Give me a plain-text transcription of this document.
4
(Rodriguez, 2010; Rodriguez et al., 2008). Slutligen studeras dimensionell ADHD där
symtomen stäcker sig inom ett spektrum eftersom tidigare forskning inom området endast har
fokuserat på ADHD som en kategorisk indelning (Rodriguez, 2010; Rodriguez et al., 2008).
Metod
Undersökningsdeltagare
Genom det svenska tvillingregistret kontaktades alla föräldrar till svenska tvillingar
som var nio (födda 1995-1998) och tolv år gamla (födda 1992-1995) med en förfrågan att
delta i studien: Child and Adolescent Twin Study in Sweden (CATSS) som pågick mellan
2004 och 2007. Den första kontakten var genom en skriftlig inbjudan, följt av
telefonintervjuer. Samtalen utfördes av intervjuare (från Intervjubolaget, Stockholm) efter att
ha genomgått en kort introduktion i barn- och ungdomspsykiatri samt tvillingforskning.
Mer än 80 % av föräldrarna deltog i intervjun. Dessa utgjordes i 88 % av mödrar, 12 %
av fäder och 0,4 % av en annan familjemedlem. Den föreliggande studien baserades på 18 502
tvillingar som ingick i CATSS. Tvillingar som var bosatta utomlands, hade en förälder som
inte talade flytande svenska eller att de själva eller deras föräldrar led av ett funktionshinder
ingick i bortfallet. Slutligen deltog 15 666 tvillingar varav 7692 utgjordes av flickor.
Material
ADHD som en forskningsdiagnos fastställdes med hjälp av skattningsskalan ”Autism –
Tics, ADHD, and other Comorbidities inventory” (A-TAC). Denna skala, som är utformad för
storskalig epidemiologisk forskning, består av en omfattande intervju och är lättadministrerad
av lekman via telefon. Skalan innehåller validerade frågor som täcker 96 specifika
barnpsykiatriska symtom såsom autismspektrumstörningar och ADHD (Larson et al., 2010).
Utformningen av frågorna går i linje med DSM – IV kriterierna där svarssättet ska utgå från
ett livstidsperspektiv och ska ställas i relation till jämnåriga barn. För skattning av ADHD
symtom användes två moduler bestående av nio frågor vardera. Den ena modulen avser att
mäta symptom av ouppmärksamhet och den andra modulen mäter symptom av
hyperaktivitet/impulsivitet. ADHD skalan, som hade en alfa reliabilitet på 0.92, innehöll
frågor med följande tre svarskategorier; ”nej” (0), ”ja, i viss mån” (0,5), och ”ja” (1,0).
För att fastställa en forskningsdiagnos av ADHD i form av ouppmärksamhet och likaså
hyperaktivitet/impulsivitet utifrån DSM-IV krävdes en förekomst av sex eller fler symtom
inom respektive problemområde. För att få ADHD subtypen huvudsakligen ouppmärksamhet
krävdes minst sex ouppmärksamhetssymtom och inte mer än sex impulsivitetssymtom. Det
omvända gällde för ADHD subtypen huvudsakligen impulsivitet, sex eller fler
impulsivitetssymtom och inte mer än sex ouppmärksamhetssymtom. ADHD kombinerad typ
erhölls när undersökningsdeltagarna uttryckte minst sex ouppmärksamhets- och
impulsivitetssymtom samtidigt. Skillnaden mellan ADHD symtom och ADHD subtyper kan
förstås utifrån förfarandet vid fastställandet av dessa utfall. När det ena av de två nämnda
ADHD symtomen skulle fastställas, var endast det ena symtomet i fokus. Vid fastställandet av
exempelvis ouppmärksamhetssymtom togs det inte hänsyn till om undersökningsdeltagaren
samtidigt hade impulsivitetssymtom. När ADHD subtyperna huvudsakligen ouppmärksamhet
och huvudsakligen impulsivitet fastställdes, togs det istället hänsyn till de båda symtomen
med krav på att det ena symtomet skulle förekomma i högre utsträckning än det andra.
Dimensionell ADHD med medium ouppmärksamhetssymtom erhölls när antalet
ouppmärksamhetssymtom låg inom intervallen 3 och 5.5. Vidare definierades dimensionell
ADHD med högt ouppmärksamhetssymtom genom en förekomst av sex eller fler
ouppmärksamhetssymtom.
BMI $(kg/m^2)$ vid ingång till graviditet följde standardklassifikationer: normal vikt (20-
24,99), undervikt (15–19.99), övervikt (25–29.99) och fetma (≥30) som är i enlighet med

▶ _INSTRUCTIONS TO FOLLOW_
The answer must be an exact transcription of every record above.

▶ _YOUR RESPONSE_
Give me a plain-text transcription of this document.
4
(Rodriguez, 2010; Rodriguez et al., 2008). Slutligen studeras dimensionell ADHD där
symtomen stäcker sig inom ett spektrum eftersom tidigare forskning inom området endast har
fokuserat på ADHD som en kategorisk indelning (Rodriguez, 2010; Rodriguez et al., 2008).
Metod
Undersökningsdeltagare
Genom det svenska tvillingregistret kontaktades alla föräldrar till svenska tvillingar
som var nio (födda 1995-1998) och tolv år gamla (födda 1992-1995) med en förfrågan att
delta i studien: Child and Adolescent Twin Study in Sweden (CATSS) som pågick mellan
2004 och 2007. Den första kontakten var genom en skriftlig inbjudan, följt av
telefonintervjuer. Samtalen utfördes av intervjuare (från Intervjubolaget, Stockholm) efter att
ha genomgått en kort introduktion i barn- och ungdomspsykiatri samt tvillingforskning.
Mer än 80 % av föräldrarna deltog i intervjun. Dessa utgjordes i 88 % av mödrar, 12 %
av fäder och 0,4 % av en annan familjemedlem. Den föreliggande studien baserades på 18 502
tvillingar som ingick i CATSS. Tvillingar som var bosatta utomlands, hade en förälder som
inte talade flytande svenska eller att de själva eller deras föräldrar led av ett funktionshinder
ingick i bortfallet. Slutligen deltog 15 666 tvillingar varav 7692 utgjordes av flickor.
Material
ADHD som en forskningsdiagnos fastställdes med hjälp av skattningsskalan ”Autism –
Tics, ADHD, and other Comorbidities inventory” (A-TAC). Denna skala, som är utformad för
storskalig epidemiologisk forskning, består av en omfattande intervju och är lättadministrerad
av lekman via telefon. Skalan innehåller validerade frågor som täcker 96 specifika
barnpsykiatriska symtom såsom autismspektrumstörningar och ADHD (Larson et al., 2010).
Utformningen av frågorna går i linje med DSM – IV kriterierna där svarssättet ska utgå från
ett livstidsperspektiv och ska ställas i relation till jämnåriga barn. För skattning av ADHD
symtom användes två moduler bestående av nio frågor vardera. Den ena modulen avser att
mäta symptom av ouppmärksamhet och den andra modulen mäter symptom av
hyperaktivitet/impulsivitet. ADHD skalan, som hade en alfa reliabilitet på 0.92, innehöll
frågor med följande tre svarskategorier; ”nej” (0), ”ja, i viss mån” (0,5), och ”ja” (1,0).
För att fastställa en forskningsdiagnos av ADHD i form av ouppmärksamhet och likaså
hyperaktivitet/impulsivitet utifrån DSM-IV krävdes en förekomst av sex eller fler symtom
inom respektive problemområde. För att få ADHD subtypen huvudsakligen ouppmärksamhet
krävdes minst sex ouppmärksamhetssymtom och inte mer än sex impulsivitetssymtom. Det
omvända gällde för ADHD subtypen huvudsakligen impulsivitet, sex eller fler
impulsivitetssymtom och inte mer än sex ouppmärksamhetssymtom. ADHD kombinerad typ
erhölls när undersökningsdeltagarna uttryckte minst sex ouppmärksamhets- och
impulsivitetssymtom samtidigt. Skillnaden mellan ADHD symtom och ADHD subtyper kan
förstås utifrån förfarandet vid fastställandet av dessa utfall. När det ena av de två nämnda
ADHD symtomen skulle fastställas, var endast det ena symtomet i fokus. Vid fastställandet av
exempelvis ouppmärksamhetssymtom togs det inte hänsyn till om undersökningsdeltagaren
samtidigt hade impulsivitetssymtom. När ADHD subtyperna huvudsakligen ouppmärksamhet
och huvudsakligen impulsivitet fastställdes, togs det istället hänsyn till de båda symtomen
med krav på att det ena symtomet skulle förekomma i högre utsträckning än det andra.
Dimensionell ADHD med medium ouppmärksamhetssymtom erhölls när antalet
ouppmärksamhetssymtom låg inom intervallen 3 och 5.5. Vidare definierades dimensionell
ADHD med högt ouppmärksamhetssymtom genom en förekomst av sex eller fler
ouppmärksamhetssymtom.
BMI $(kg/m^2)$ vid ingång till graviditet följde standardklassifikationer: normal vikt (20-
24,99), undervikt (15–19.99), övervikt (25–29.99) och fetma (≥30) som är i enlighet med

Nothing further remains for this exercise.